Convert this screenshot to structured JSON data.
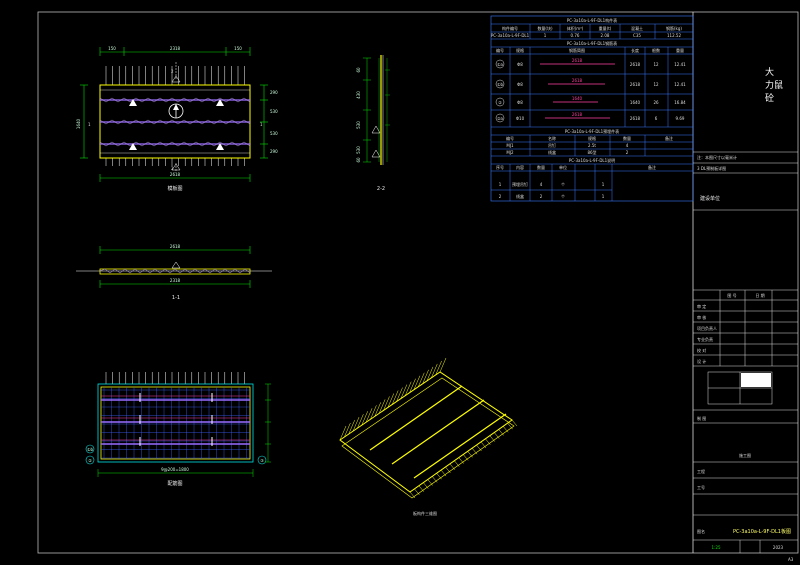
{
  "drawing": {
    "title_block": {
      "company_chars": [
        "大",
        "力",
        "鼠",
        "砼"
      ],
      "note_row": "注：本图尺寸以毫米计",
      "project_label": "建设单位",
      "row_labels_left": [
        "审 定",
        "审 核",
        "项目负责人",
        "专业负责",
        "校 对",
        "设 计",
        "制 图"
      ],
      "row_labels_right": [
        "工程",
        "工号"
      ],
      "drawing_name_label": "图名",
      "drawing_no": "PC-3a10a-L-9F-DL1板图",
      "scale": "1:25",
      "date": "2023",
      "stage": "施工图",
      "sheet": "A3",
      "small_note": "3 DL预制板详图",
      "header_cells": [
        "图 号",
        "日 期"
      ],
      "corner_mark": "A3"
    },
    "tables": {
      "main_title": "PC-3a10a-L-9F-DL1构件表",
      "main_headers": [
        "构件编号",
        "数量(块)",
        "体积(m³)",
        "重量(t)",
        "混凝土",
        "钢筋(kg)"
      ],
      "main_row": [
        "PC-3a10a-L-9F-DL1",
        "1",
        "0.76",
        "2.08",
        "C35",
        "112.52"
      ],
      "rebar_title": "PC-3a10a-L-9F-DL1钢筋表",
      "rebar_headers": [
        "编号",
        "规格",
        "钢筋简图",
        "长度",
        "根数",
        "重量"
      ],
      "rebar_rows": [
        {
          "id": "①a",
          "spec": "Φ8",
          "len": "2618",
          "count": "12",
          "weight": "12.41"
        },
        {
          "id": "①b",
          "spec": "Φ8",
          "len": "2618",
          "count": "12",
          "weight": "12.41"
        },
        {
          "id": "②",
          "spec": "Φ8",
          "len": "1640",
          "count": "26",
          "weight": "16.84"
        },
        {
          "id": "②a",
          "spec": "Φ10",
          "len": "2618",
          "count": "6",
          "weight": "9.69"
        }
      ],
      "embed_title": "PC-3a10a-L-9F-DL1预埋件表",
      "embed_headers": [
        "编号",
        "名称",
        "规格",
        "数量",
        "备注"
      ],
      "embed_rows": [
        [
          "MJ1",
          "吊钉",
          "2.5t",
          "4",
          ""
        ],
        [
          "MJ2",
          "线盒",
          "86型",
          "2",
          ""
        ]
      ],
      "note_title": "PC-3a10a-L-9F-DL1说明",
      "note_headers": [
        "序号",
        "内容",
        "数量",
        "单位",
        "备注"
      ],
      "note_rows": [
        [
          "1",
          "预埋吊钉",
          "4",
          "个",
          "1"
        ],
        [
          "2",
          "线盒",
          "2",
          "个",
          "1"
        ]
      ],
      "note_text": "1.本板采用C35混凝土，钢筋保护层厚度15mm；2.未注明尺寸详见结构施工图。"
    },
    "views": {
      "plan_label": "模板图",
      "plan_dims": {
        "top": [
          "150",
          "2318",
          "150"
        ],
        "bottom": "2618",
        "left": "1640",
        "right": [
          "290",
          "530",
          "530",
          "290"
        ]
      },
      "section22_label": "2-2",
      "section22_dims": [
        "60",
        "430",
        "530",
        "530",
        "60"
      ],
      "section11_label": "1-1",
      "section11_dims": [
        "2618",
        "2318"
      ],
      "rebar_plan_label": "配筋图",
      "rebar_plan_bottom": "9@200=1800",
      "iso_label": "板构件三维图",
      "rebar_bubbles": [
        "①b",
        "②",
        "③"
      ]
    }
  },
  "colors": {
    "frame": "#ffffff",
    "dimension": "#00e000",
    "outline_yellow": "#ffff00",
    "rebar_purple": "#9a6cff",
    "cyan": "#00e5e5",
    "table_line": "#3a7bff",
    "magenta": "#ff3fa0",
    "grid_blue": "#4060ff"
  }
}
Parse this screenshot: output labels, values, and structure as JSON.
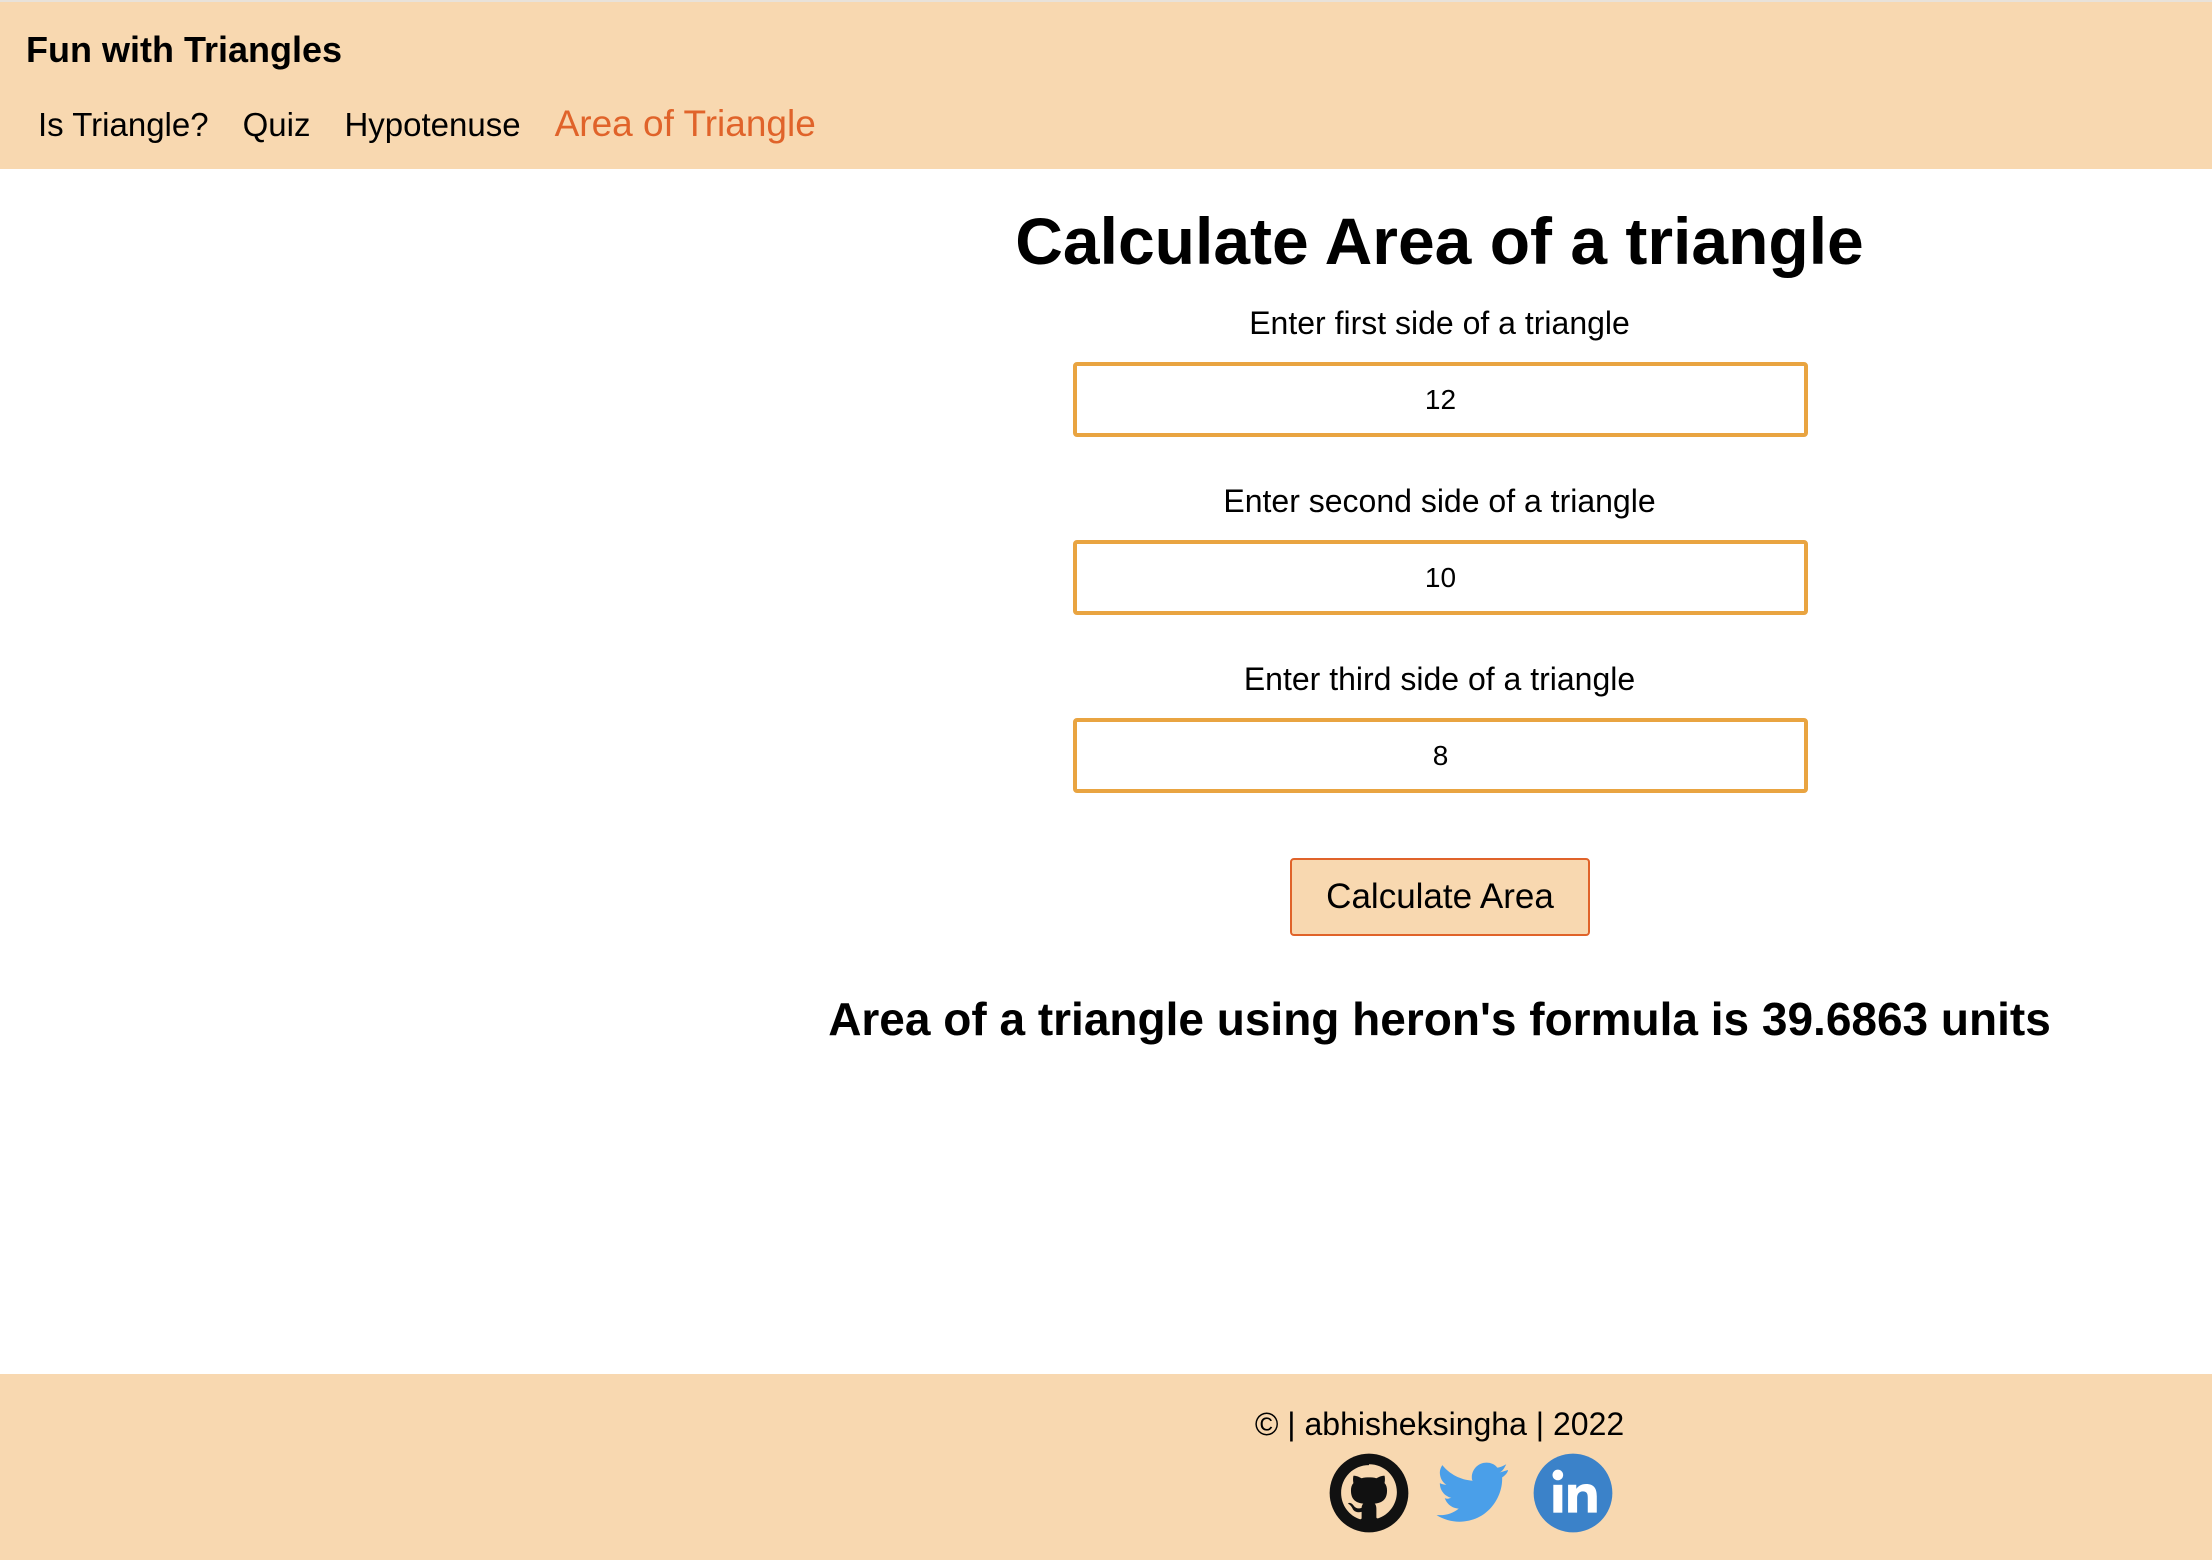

§ Work to do
Copy everything in the records above except the pictures, exactly as written.

§ Exercise output
Convert this screenshot to structured JSON data.
{
  "drawing": {
    "title_block": {
      "company_chars": [
        "大",
        "力",
        "鼠",
        "砼"
      ],
      "note_row": "注：本图尺寸以毫米计",
      "project_label": "建设单位",
      "row_labels_left": [
        "审 定",
        "审 核",
        "项目负责人",
        "专业负责",
        "校 对",
        "设 计",
        "制 图"
      ],
      "row_labels_right": [
        "工程",
        "工号"
      ],
      "drawing_name_label": "图名",
      "drawing_no": "PC-3a10a-L-9F-DL1板图",
      "scale": "1:25",
      "date": "2023",
      "stage": "施工图",
      "sheet": "A3",
      "small_note": "3 DL预制板详图",
      "header_cells": [
        "图 号",
        "日 期"
      ],
      "corner_mark": "A3"
    },
    "tables": {
      "main_title": "PC-3a10a-L-9F-DL1构件表",
      "main_headers": [
        "构件编号",
        "数量(块)",
        "体积(m³)",
        "重量(t)",
        "混凝土",
        "钢筋(kg)"
      ],
      "main_row": [
        "PC-3a10a-L-9F-DL1",
        "1",
        "0.76",
        "2.08",
        "C35",
        "112.52"
      ],
      "rebar_title": "PC-3a10a-L-9F-DL1钢筋表",
      "rebar_headers": [
        "编号",
        "规格",
        "钢筋简图",
        "长度",
        "根数",
        "重量"
      ],
      "rebar_rows": [
        {
          "id": "①a",
          "spec": "Φ8",
          "len": "2618",
          "count": "12",
          "weight": "12.41"
        },
        {
          "id": "①b",
          "spec": "Φ8",
          "len": "2618",
          "count": "12",
          "weight": "12.41"
        },
        {
          "id": "②",
          "spec": "Φ8",
          "len": "1640",
          "count": "26",
          "weight": "16.84"
        },
        {
          "id": "②a",
          "spec": "Φ10",
          "len": "2618",
          "count": "6",
          "weight": "9.69"
        }
      ],
      "embed_title": "PC-3a10a-L-9F-DL1预埋件表",
      "embed_headers": [
        "编号",
        "名称",
        "规格",
        "数量",
        "备注"
      ],
      "embed_rows": [
        [
          "MJ1",
          "吊钉",
          "2.5t",
          "4",
          ""
        ],
        [
          "MJ2",
          "线盒",
          "86型",
          "2",
          ""
        ]
      ],
      "note_title": "PC-3a10a-L-9F-DL1说明",
      "note_headers": [
        "序号",
        "内容",
        "数量",
        "单位",
        "备注"
      ],
      "note_rows": [
        [
          "1",
          "预埋吊钉",
          "4",
          "个",
          "1"
        ],
        [
          "2",
          "线盒",
          "2",
          "个",
          "1"
        ]
      ],
      "note_text": "1.本板采用C35混凝土，钢筋保护层厚度15mm；2.未注明尺寸详见结构施工图。"
    },
    "views": {
      "plan_label": "模板图",
      "plan_dims": {
        "top": [
          "150",
          "2318",
          "150"
        ],
        "bottom": "2618",
        "left": "1640",
        "right": [
          "290",
          "530",
          "530",
          "290"
        ]
      },
      "section22_label": "2-2",
      "section22_dims": [
        "60",
        "430",
        "530",
        "530",
        "60"
      ],
      "section11_label": "1-1",
      "section11_dims": [
        "2618",
        "2318"
      ],
      "rebar_plan_label": "配筋图",
      "rebar_plan_bottom": "9@200=1800",
      "iso_label": "板构件三维图",
      "rebar_bubbles": [
        "①b",
        "②",
        "③"
      ]
    }
  },
  "colors": {
    "frame": "#ffffff",
    "dimension": "#00e000",
    "outline_yellow": "#ffff00",
    "rebar_purple": "#9a6cff",
    "cyan": "#00e5e5",
    "table_line": "#3a7bff",
    "magenta": "#ff3fa0",
    "grid_blue": "#4060ff"
  }
}
Parse this screenshot: output labels, values, and structure as JSON.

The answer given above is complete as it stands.